DATA FOR THE TASK:
* START *
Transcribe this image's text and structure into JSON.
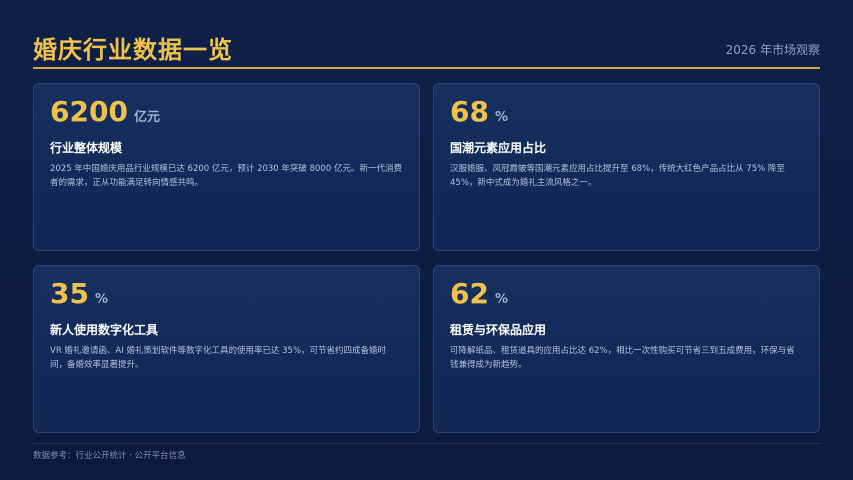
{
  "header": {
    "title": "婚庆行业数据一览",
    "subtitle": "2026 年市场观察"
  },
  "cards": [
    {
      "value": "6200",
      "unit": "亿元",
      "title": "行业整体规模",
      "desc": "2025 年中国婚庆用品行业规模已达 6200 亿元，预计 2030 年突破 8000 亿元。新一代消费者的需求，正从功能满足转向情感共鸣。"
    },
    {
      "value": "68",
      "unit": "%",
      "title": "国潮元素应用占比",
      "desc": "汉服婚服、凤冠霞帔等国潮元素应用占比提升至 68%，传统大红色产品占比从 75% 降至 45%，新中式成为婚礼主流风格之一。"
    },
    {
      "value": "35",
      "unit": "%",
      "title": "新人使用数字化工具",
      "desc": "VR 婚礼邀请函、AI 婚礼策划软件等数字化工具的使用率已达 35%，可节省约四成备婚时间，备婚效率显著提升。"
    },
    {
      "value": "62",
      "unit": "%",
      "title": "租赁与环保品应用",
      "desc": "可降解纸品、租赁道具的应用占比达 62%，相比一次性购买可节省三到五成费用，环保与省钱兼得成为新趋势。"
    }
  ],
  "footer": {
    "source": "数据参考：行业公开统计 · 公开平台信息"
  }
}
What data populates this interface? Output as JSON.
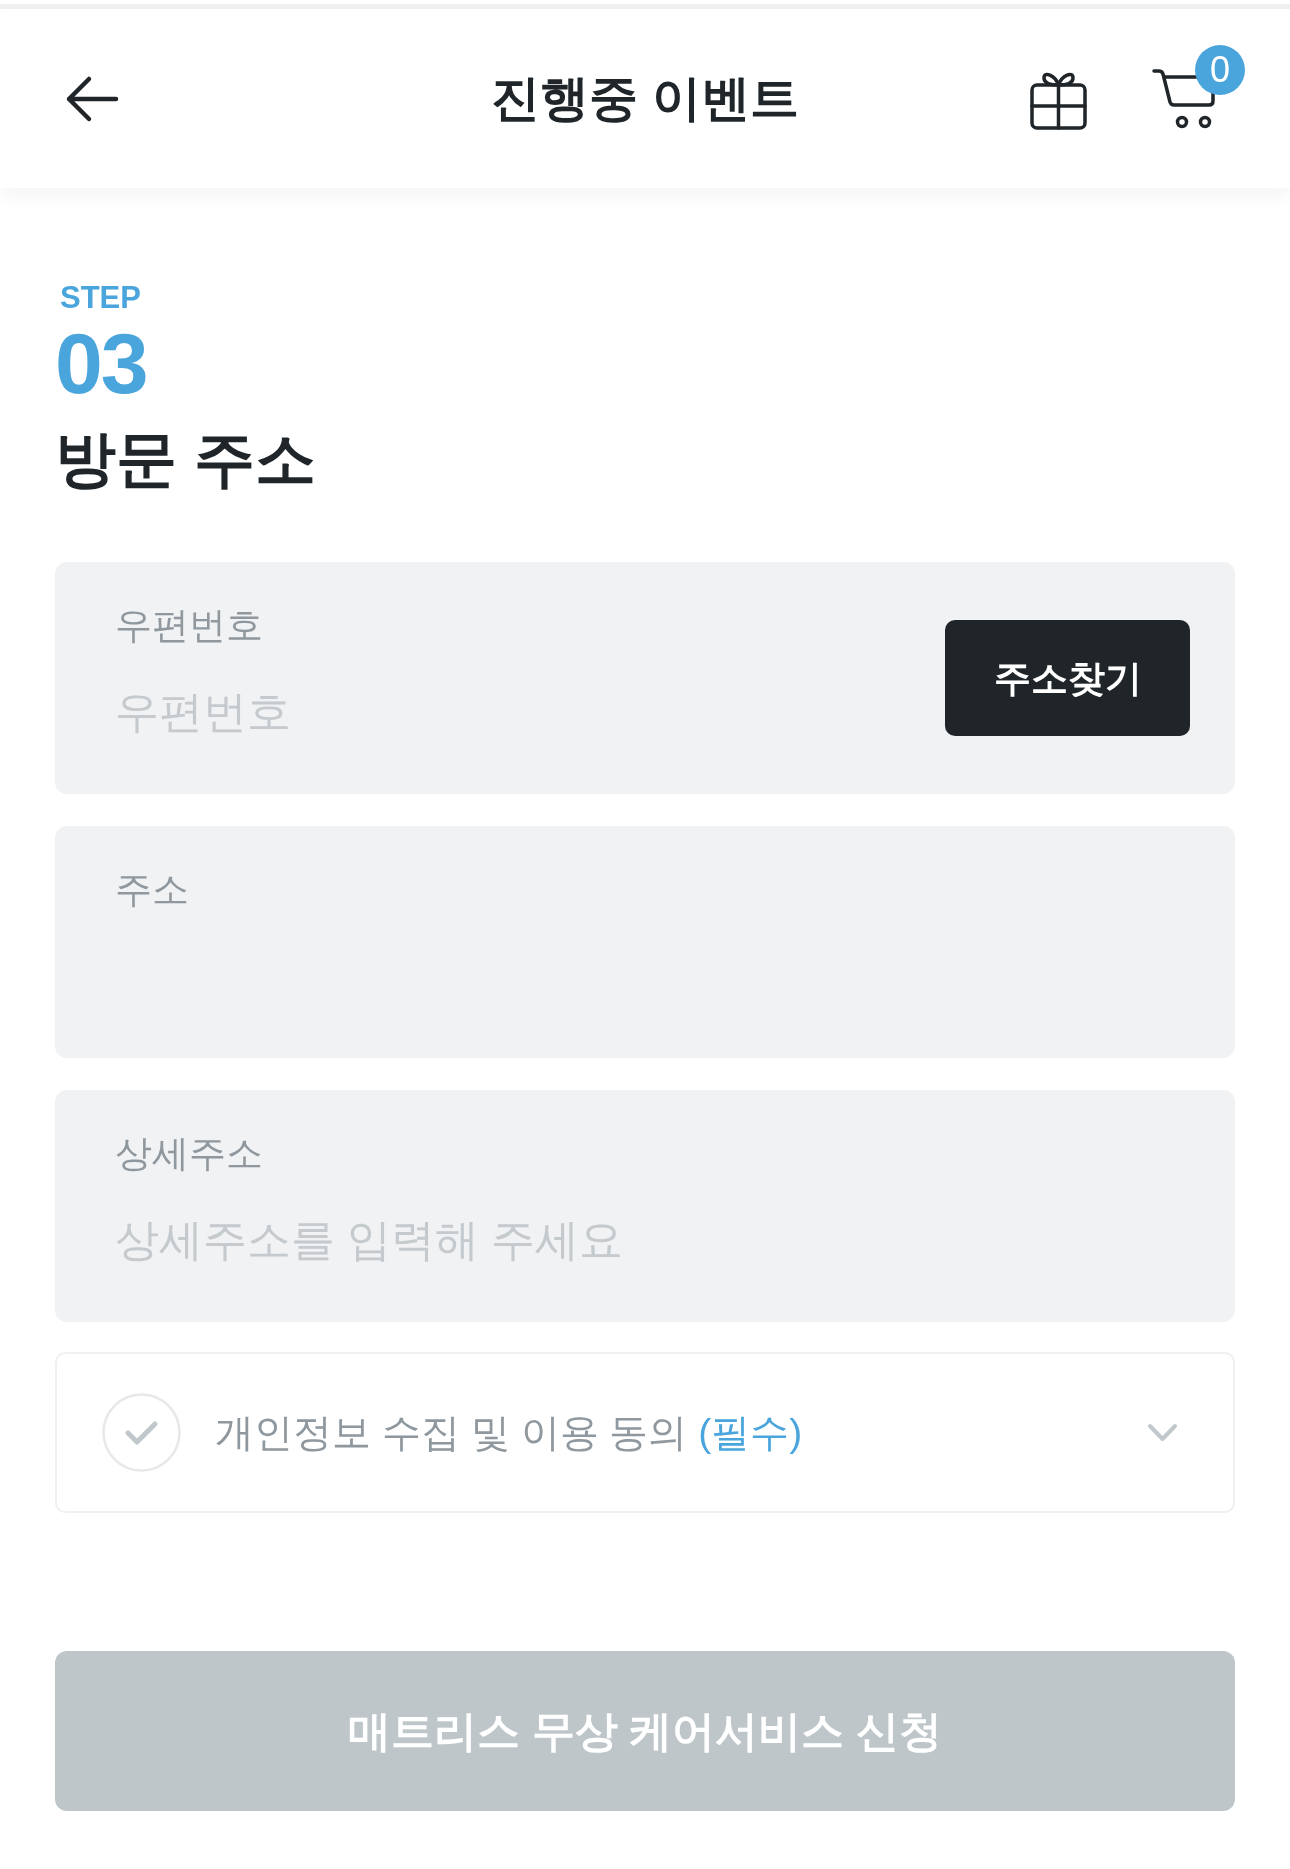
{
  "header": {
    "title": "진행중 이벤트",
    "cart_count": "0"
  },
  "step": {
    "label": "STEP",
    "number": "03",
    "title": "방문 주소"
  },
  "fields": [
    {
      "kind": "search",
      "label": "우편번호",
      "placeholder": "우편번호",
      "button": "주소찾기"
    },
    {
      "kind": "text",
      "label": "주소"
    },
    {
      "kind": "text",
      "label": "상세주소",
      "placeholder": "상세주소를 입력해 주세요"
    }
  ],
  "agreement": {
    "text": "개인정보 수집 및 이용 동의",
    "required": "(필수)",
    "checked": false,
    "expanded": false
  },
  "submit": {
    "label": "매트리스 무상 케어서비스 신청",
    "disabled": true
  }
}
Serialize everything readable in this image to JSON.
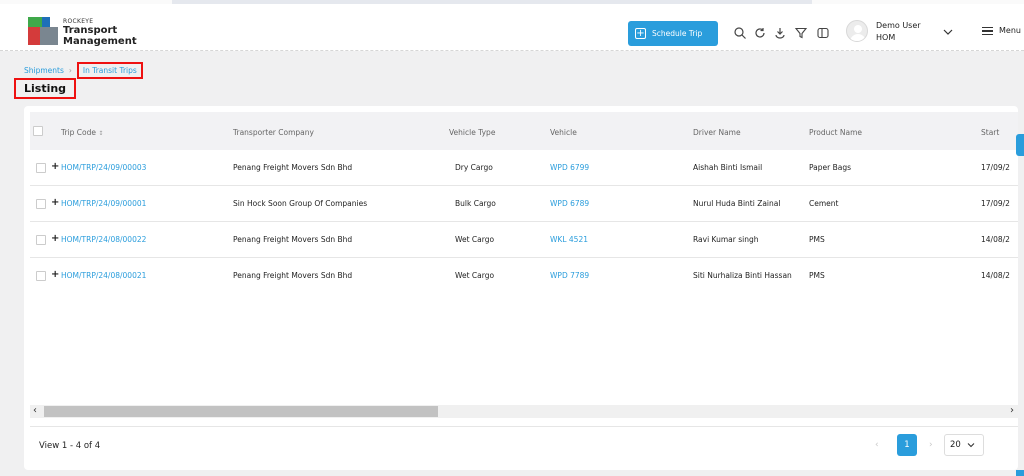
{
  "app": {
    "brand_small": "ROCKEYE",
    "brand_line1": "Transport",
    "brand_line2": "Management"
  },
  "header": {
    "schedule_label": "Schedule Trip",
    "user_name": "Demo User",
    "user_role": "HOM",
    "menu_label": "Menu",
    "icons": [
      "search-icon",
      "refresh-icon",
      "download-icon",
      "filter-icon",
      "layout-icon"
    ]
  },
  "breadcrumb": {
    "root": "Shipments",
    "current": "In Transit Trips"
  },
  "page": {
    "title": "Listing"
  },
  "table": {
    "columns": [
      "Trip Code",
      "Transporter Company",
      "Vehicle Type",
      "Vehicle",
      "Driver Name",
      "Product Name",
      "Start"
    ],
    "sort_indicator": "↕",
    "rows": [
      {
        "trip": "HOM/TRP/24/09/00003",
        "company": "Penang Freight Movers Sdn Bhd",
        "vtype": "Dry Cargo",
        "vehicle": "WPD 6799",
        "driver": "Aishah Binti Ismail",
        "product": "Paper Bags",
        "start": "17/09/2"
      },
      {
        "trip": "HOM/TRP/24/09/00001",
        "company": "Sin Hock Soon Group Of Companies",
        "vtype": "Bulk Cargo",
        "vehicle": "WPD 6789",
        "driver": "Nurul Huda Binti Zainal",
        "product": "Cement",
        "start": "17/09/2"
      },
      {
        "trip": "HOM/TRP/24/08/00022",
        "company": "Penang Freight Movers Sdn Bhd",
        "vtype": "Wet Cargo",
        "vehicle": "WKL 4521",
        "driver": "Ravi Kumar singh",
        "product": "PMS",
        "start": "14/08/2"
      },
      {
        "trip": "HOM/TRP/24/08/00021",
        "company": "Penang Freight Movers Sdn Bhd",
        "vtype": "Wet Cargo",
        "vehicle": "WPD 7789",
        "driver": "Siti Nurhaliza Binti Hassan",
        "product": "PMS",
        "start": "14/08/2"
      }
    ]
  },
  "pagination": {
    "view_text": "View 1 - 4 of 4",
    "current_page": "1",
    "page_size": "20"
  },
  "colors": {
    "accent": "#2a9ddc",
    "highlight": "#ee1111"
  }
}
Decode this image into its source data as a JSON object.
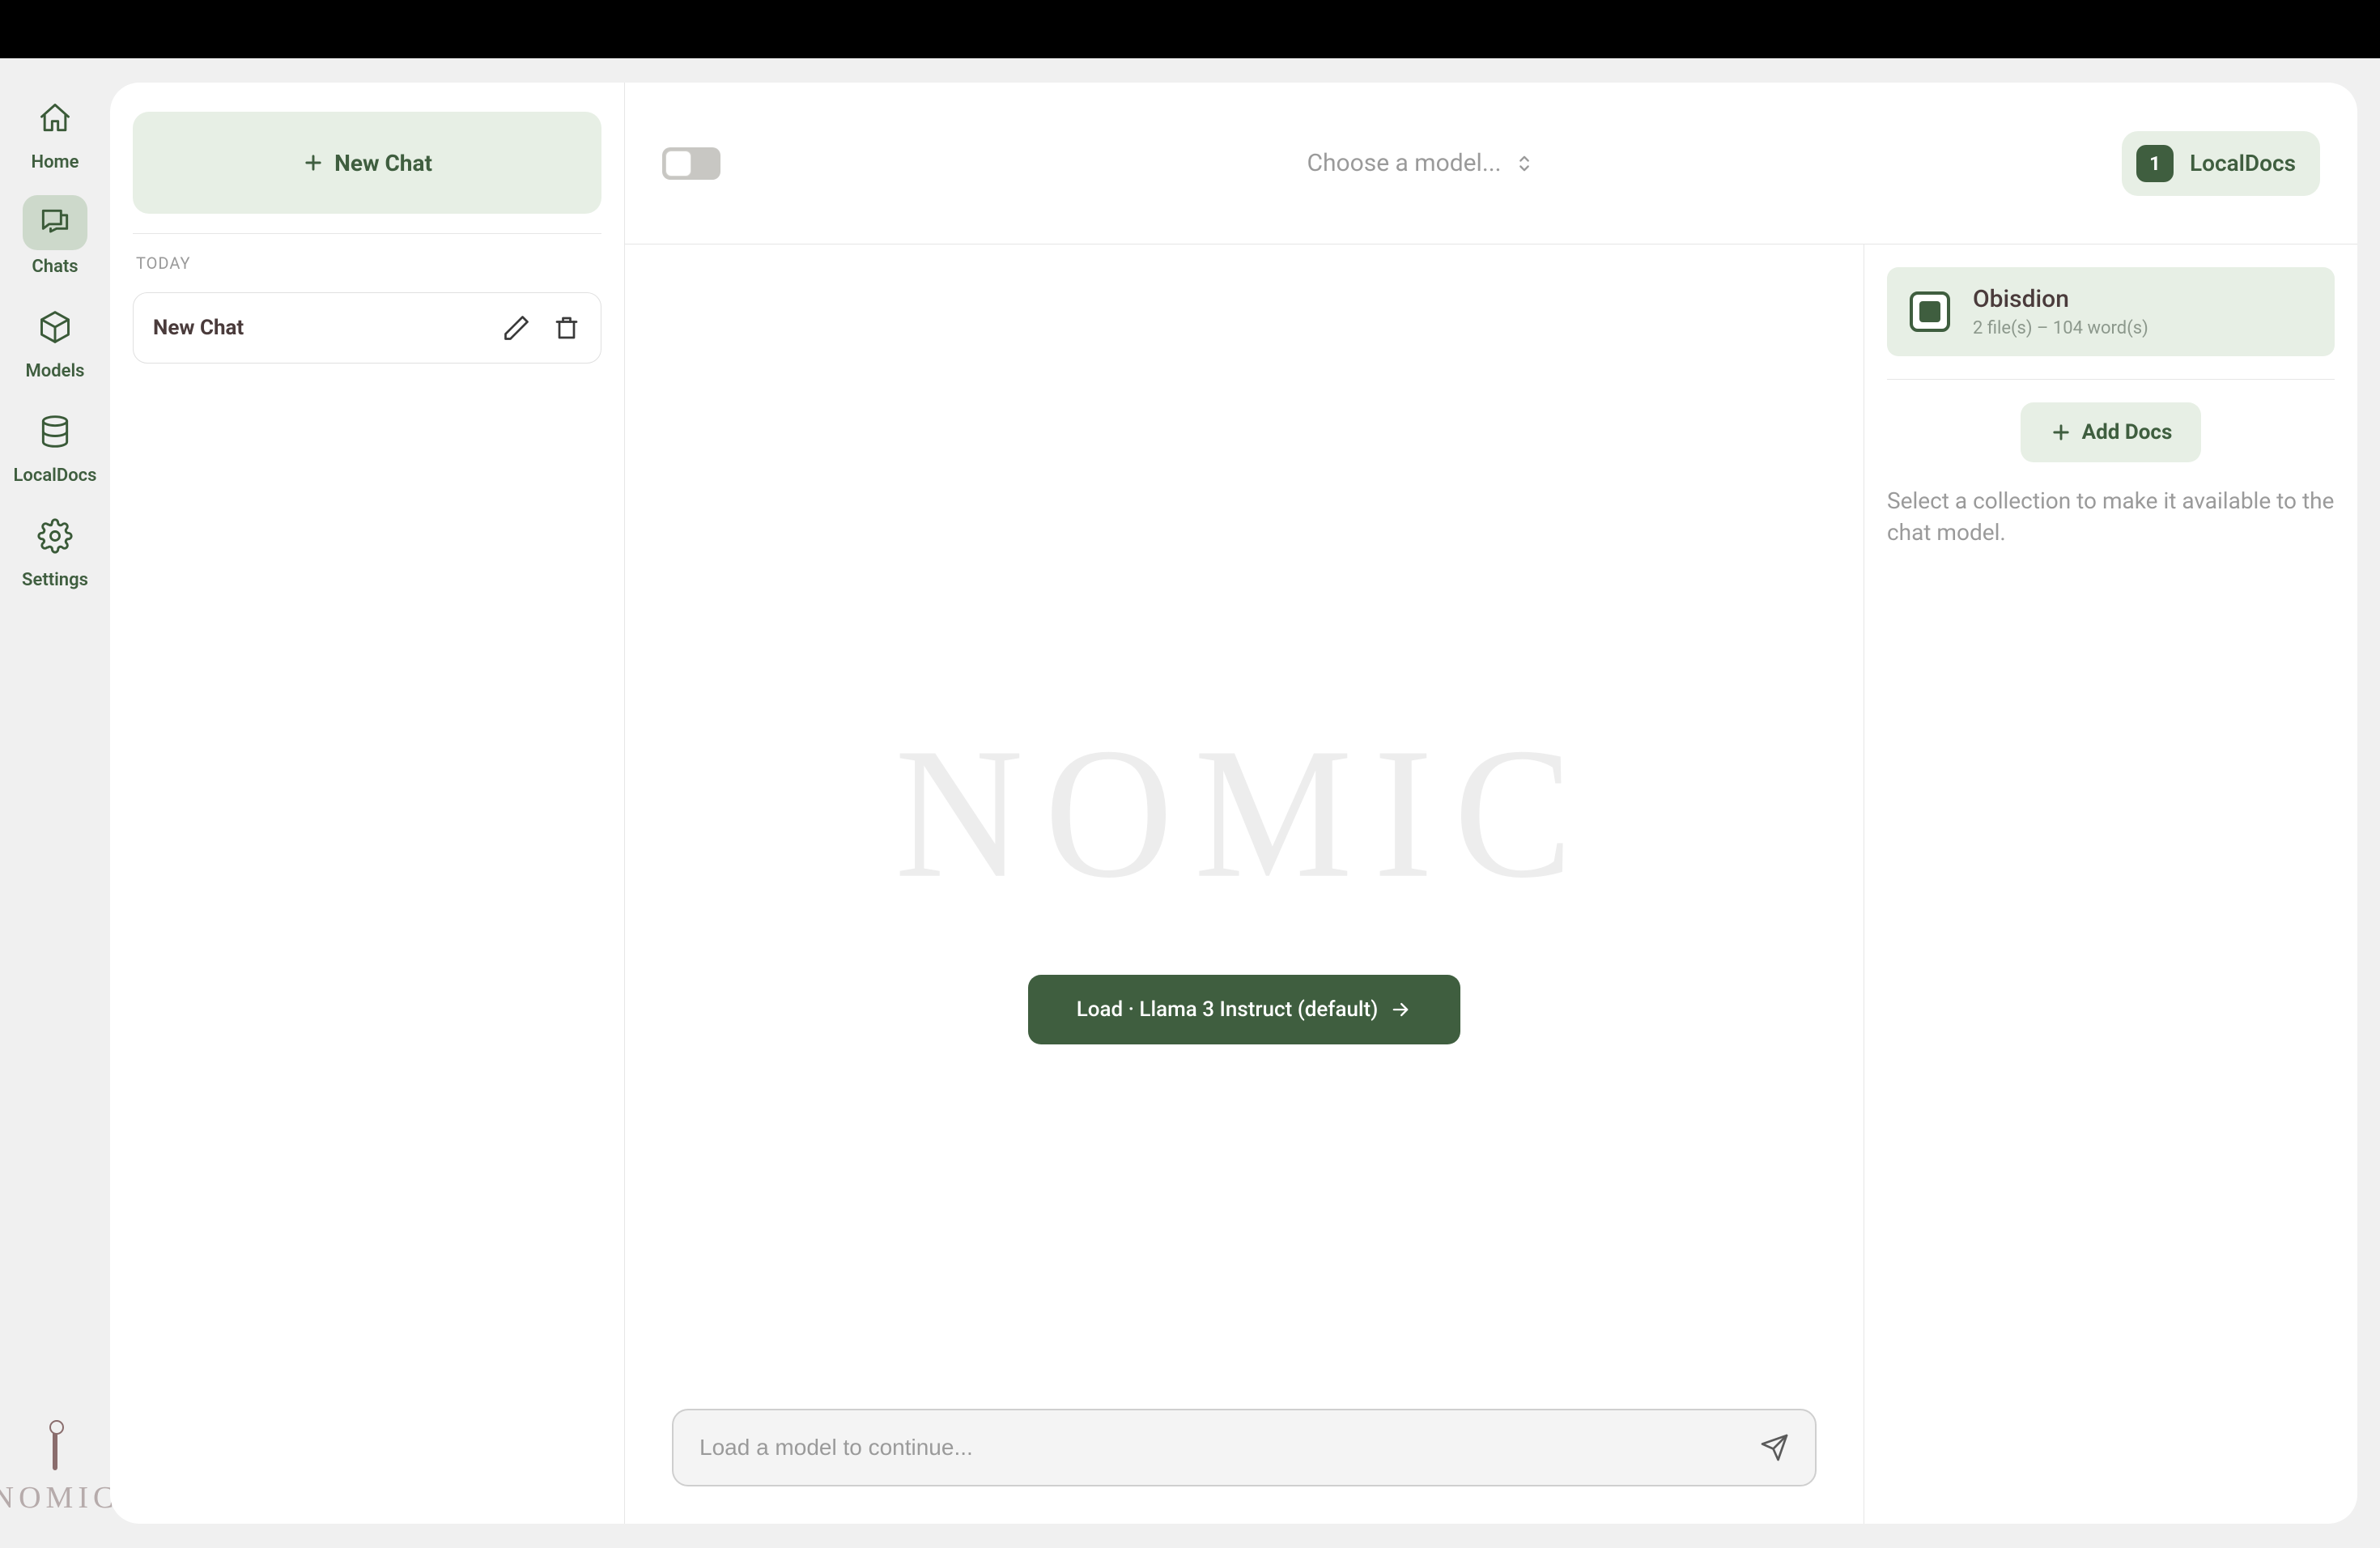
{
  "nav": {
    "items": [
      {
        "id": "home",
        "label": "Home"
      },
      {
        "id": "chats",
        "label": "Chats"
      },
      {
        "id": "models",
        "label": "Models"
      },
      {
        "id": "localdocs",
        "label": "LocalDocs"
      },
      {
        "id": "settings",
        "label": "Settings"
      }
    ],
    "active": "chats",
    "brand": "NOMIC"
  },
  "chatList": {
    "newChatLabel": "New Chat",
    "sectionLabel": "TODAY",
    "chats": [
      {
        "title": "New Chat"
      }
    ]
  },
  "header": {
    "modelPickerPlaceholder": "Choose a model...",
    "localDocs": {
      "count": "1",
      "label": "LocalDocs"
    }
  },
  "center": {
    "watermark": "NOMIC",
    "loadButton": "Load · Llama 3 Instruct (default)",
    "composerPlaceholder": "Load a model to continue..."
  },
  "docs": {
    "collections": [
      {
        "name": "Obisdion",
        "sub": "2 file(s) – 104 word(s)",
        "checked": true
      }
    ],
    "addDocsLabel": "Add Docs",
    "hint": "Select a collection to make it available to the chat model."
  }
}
* END *
JOB: Output the entries above exactly, without their pictures.

TASK OUTPUT:
Transcribe this image's text and structure into JSON.
{
  "header": {
    "title": "婚庆行业数据一览",
    "subtitle": "2026 年市场观察"
  },
  "cards": [
    {
      "value": "6200",
      "unit": "亿元",
      "title": "行业整体规模",
      "desc": "2025 年中国婚庆用品行业规模已达 6200 亿元，预计 2030 年突破 8000 亿元。新一代消费者的需求，正从功能满足转向情感共鸣。"
    },
    {
      "value": "68",
      "unit": "%",
      "title": "国潮元素应用占比",
      "desc": "汉服婚服、凤冠霞帔等国潮元素应用占比提升至 68%，传统大红色产品占比从 75% 降至 45%，新中式成为婚礼主流风格之一。"
    },
    {
      "value": "35",
      "unit": "%",
      "title": "新人使用数字化工具",
      "desc": "VR 婚礼邀请函、AI 婚礼策划软件等数字化工具的使用率已达 35%，可节省约四成备婚时间，备婚效率显著提升。"
    },
    {
      "value": "62",
      "unit": "%",
      "title": "租赁与环保品应用",
      "desc": "可降解纸品、租赁道具的应用占比达 62%，相比一次性购买可节省三到五成费用，环保与省钱兼得成为新趋势。"
    }
  ],
  "footer": {
    "source": "数据参考：行业公开统计 · 公开平台信息"
  }
}
What data populates this interface? Output as JSON.
{
  "header": {
    "title": "진행중 이벤트",
    "cart_count": "0"
  },
  "step": {
    "label": "STEP",
    "number": "03",
    "title": "방문 주소"
  },
  "fields": [
    {
      "kind": "search",
      "label": "우편번호",
      "placeholder": "우편번호",
      "button": "주소찾기"
    },
    {
      "kind": "text",
      "label": "주소"
    },
    {
      "kind": "text",
      "label": "상세주소",
      "placeholder": "상세주소를 입력해 주세요"
    }
  ],
  "agreement": {
    "text": "개인정보 수집 및 이용 동의",
    "required": "(필수)",
    "checked": false,
    "expanded": false
  },
  "submit": {
    "label": "매트리스 무상 케어서비스 신청",
    "disabled": true
  }
}
Serialize everything readable in this image to JSON.
{
  "app": {
    "brand_small": "ROCKEYE",
    "brand_line1": "Transport",
    "brand_line2": "Management"
  },
  "header": {
    "schedule_label": "Schedule Trip",
    "user_name": "Demo User",
    "user_role": "HOM",
    "menu_label": "Menu",
    "icons": [
      "search-icon",
      "refresh-icon",
      "download-icon",
      "filter-icon",
      "layout-icon"
    ]
  },
  "breadcrumb": {
    "root": "Shipments",
    "current": "In Transit Trips"
  },
  "page": {
    "title": "Listing"
  },
  "table": {
    "columns": [
      "Trip Code",
      "Transporter Company",
      "Vehicle Type",
      "Vehicle",
      "Driver Name",
      "Product Name",
      "Start"
    ],
    "sort_indicator": "↕",
    "rows": [
      {
        "trip": "HOM/TRP/24/09/00003",
        "company": "Penang Freight Movers Sdn Bhd",
        "vtype": "Dry Cargo",
        "vehicle": "WPD 6799",
        "driver": "Aishah Binti Ismail",
        "product": "Paper Bags",
        "start": "17/09/2"
      },
      {
        "trip": "HOM/TRP/24/09/00001",
        "company": "Sin Hock Soon Group Of Companies",
        "vtype": "Bulk Cargo",
        "vehicle": "WPD 6789",
        "driver": "Nurul Huda Binti Zainal",
        "product": "Cement",
        "start": "17/09/2"
      },
      {
        "trip": "HOM/TRP/24/08/00022",
        "company": "Penang Freight Movers Sdn Bhd",
        "vtype": "Wet Cargo",
        "vehicle": "WKL 4521",
        "driver": "Ravi Kumar singh",
        "product": "PMS",
        "start": "14/08/2"
      },
      {
        "trip": "HOM/TRP/24/08/00021",
        "company": "Penang Freight Movers Sdn Bhd",
        "vtype": "Wet Cargo",
        "vehicle": "WPD 7789",
        "driver": "Siti Nurhaliza Binti Hassan",
        "product": "PMS",
        "start": "14/08/2"
      }
    ]
  },
  "pagination": {
    "view_text": "View 1 - 4 of 4",
    "current_page": "1",
    "page_size": "20"
  },
  "colors": {
    "accent": "#2a9ddc",
    "highlight": "#ee1111"
  }
}
Decode this image into its source data as a JSON object.
{
  "nav": {
    "items": [
      {
        "id": "home",
        "label": "Home"
      },
      {
        "id": "chats",
        "label": "Chats"
      },
      {
        "id": "models",
        "label": "Models"
      },
      {
        "id": "localdocs",
        "label": "LocalDocs"
      },
      {
        "id": "settings",
        "label": "Settings"
      }
    ],
    "active": "chats",
    "brand": "NOMIC"
  },
  "chatList": {
    "newChatLabel": "New Chat",
    "sectionLabel": "TODAY",
    "chats": [
      {
        "title": "New Chat"
      }
    ]
  },
  "header": {
    "modelPickerPlaceholder": "Choose a model...",
    "localDocs": {
      "count": "1",
      "label": "LocalDocs"
    }
  },
  "center": {
    "watermark": "NOMIC",
    "loadButton": "Load · Llama 3 Instruct (default)",
    "composerPlaceholder": "Load a model to continue..."
  },
  "docs": {
    "collections": [
      {
        "name": "Obisdion",
        "sub": "2 file(s) – 104 word(s)",
        "checked": true
      }
    ],
    "addDocsLabel": "Add Docs",
    "hint": "Select a collection to make it available to the chat model."
  }
}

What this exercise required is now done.